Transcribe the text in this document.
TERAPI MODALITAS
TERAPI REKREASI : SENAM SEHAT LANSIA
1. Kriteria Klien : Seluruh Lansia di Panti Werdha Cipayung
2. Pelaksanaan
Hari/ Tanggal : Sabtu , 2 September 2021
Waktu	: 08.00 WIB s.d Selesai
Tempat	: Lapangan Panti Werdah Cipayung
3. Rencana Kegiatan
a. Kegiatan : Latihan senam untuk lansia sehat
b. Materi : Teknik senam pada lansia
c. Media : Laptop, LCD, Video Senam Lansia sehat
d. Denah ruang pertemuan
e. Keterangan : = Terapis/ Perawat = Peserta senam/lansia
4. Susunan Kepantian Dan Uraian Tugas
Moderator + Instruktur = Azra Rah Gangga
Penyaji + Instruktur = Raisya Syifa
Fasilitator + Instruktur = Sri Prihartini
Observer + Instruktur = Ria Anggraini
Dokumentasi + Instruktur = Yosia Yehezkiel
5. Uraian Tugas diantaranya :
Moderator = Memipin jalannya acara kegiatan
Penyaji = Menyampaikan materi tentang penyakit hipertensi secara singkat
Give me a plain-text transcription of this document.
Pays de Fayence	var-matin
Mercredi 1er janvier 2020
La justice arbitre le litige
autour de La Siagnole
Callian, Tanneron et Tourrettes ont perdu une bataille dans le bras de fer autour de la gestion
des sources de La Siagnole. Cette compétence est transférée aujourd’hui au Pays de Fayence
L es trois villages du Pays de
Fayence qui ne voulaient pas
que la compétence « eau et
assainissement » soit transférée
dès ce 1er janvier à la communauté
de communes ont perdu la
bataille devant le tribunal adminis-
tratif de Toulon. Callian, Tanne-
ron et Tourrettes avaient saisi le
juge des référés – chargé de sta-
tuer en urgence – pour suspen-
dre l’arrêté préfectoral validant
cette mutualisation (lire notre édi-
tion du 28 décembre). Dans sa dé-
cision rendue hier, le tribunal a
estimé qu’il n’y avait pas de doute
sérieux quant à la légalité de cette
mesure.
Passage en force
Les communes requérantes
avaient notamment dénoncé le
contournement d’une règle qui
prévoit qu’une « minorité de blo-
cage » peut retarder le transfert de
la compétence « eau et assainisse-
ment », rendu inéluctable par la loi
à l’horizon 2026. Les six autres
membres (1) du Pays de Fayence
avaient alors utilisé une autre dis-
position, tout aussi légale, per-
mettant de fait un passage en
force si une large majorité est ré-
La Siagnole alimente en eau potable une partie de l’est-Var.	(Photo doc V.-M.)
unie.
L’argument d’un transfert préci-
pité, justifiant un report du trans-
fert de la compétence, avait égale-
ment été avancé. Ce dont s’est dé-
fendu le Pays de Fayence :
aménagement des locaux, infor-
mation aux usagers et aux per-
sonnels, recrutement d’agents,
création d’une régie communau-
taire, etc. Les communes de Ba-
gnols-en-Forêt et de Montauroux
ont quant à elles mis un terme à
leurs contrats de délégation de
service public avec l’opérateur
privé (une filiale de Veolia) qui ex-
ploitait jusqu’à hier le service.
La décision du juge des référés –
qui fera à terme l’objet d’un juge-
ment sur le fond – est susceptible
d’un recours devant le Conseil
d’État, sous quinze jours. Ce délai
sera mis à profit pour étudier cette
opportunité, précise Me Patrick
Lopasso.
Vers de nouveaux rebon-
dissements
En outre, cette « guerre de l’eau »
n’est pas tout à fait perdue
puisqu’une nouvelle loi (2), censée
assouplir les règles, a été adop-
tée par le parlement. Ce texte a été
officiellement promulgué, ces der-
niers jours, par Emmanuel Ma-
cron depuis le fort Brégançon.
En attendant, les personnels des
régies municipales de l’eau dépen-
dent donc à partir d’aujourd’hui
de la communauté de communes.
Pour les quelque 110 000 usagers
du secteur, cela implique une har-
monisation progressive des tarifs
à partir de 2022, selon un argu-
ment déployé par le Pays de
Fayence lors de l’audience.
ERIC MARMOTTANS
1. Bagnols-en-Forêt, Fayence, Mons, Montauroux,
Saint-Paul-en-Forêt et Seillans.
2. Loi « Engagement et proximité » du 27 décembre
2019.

-------------------------

[Problem details]:
Reproduce each line verbatim.

[Output]:
Transcribe the text in this document.
TERAPI MODALITAS
TERAPI REKREASI : SENAM SEHAT LANSIA
1. Kriteria Klien : Seluruh Lansia di Panti Werdha Cipayung
2. Pelaksanaan
Hari/ Tanggal : Sabtu , 2 September 2021
Waktu	: 08.00 WIB s.d Selesai
Tempat	: Lapangan Panti Werdah Cipayung
3. Rencana Kegiatan
a. Kegiatan : Latihan senam untuk lansia sehat
b. Materi : Teknik senam pada lansia
c. Media : Laptop, LCD, Video Senam Lansia sehat
d. Denah ruang pertemuan
e. Keterangan : = Terapis/ Perawat = Peserta senam/lansia
4. Susunan Kepantian Dan Uraian Tugas
Moderator + Instruktur = Azra Rah Gangga
Penyaji + Instruktur = Raisya Syifa
Fasilitator + Instruktur = Sri Prihartini
Observer + Instruktur = Ria Anggraini
Dokumentasi + Instruktur = Yosia Yehezkiel
5. Uraian Tugas diantaranya :
Moderator = Memipin jalannya acara kegiatan
Penyaji = Menyampaikan materi tentang penyakit hipertensi secara singkat
Give me a plain-text transcription of this document.
Pays de Fayence	var-matin
Mercredi 1er janvier 2020
La justice arbitre le litige
autour de La Siagnole
Callian, Tanneron et Tourrettes ont perdu une bataille dans le bras de fer autour de la gestion
des sources de La Siagnole. Cette compétence est transférée aujourd’hui au Pays de Fayence
L es trois villages du Pays de
Fayence qui ne voulaient pas
que la compétence « eau et
assainissement » soit transférée
dès ce 1er janvier à la communauté
de communes ont perdu la
bataille devant le tribunal adminis-
tratif de Toulon. Callian, Tanne-
ron et Tourrettes avaient saisi le
juge des référés – chargé de sta-
tuer en urgence – pour suspen-
dre l’arrêté préfectoral validant
cette mutualisation (lire notre édi-
tion du 28 décembre). Dans sa dé-
cision rendue hier, le tribunal a
estimé qu’il n’y avait pas de doute
sérieux quant à la légalité de cette
mesure.
Passage en force
Les communes requérantes
avaient notamment dénoncé le
contournement d’une règle qui
prévoit qu’une « minorité de blo-
cage » peut retarder le transfert de
la compétence « eau et assainisse-
ment », rendu inéluctable par la loi
à l’horizon 2026. Les six autres
membres (1) du Pays de Fayence
avaient alors utilisé une autre dis-
position, tout aussi légale, per-
mettant de fait un passage en
force si une large majorité est ré-
La Siagnole alimente en eau potable une partie de l’est-Var.	(Photo doc V.-M.)
unie.
L’argument d’un transfert préci-
pité, justifiant un report du trans-
fert de la compétence, avait égale-
ment été avancé. Ce dont s’est dé-
fendu le Pays de Fayence :
aménagement des locaux, infor-
mation aux usagers et aux per-
sonnels, recrutement d’agents,
création d’une régie communau-
taire, etc. Les communes de Ba-
gnols-en-Forêt et de Montauroux
ont quant à elles mis un terme à
leurs contrats de délégation de
service public avec l’opérateur
privé (une filiale de Veolia) qui ex-
ploitait jusqu’à hier le service.
La décision du juge des référés –
qui fera à terme l’objet d’un juge-
ment sur le fond – est susceptible
d’un recours devant le Conseil
d’État, sous quinze jours. Ce délai
sera mis à profit pour étudier cette
opportunité, précise Me Patrick
Lopasso.
Vers de nouveaux rebon-
dissements
En outre, cette « guerre de l’eau »
n’est pas tout à fait perdue
puisqu’une nouvelle loi (2), censée
assouplir les règles, a été adop-
tée par le parlement. Ce texte a été
officiellement promulgué, ces der-
niers jours, par Emmanuel Ma-
cron depuis le fort Brégançon.
En attendant, les personnels des
régies municipales de l’eau dépen-
dent donc à partir d’aujourd’hui
de la communauté de communes.
Pour les quelque 110 000 usagers
du secteur, cela implique une har-
monisation progressive des tarifs
à partir de 2022, selon un argu-
ment déployé par le Pays de
Fayence lors de l’audience.
ERIC MARMOTTANS
1. Bagnols-en-Forêt, Fayence, Mons, Montauroux,
Saint-Paul-en-Forêt et Seillans.
2. Loi « Engagement et proximité » du 27 décembre
2019.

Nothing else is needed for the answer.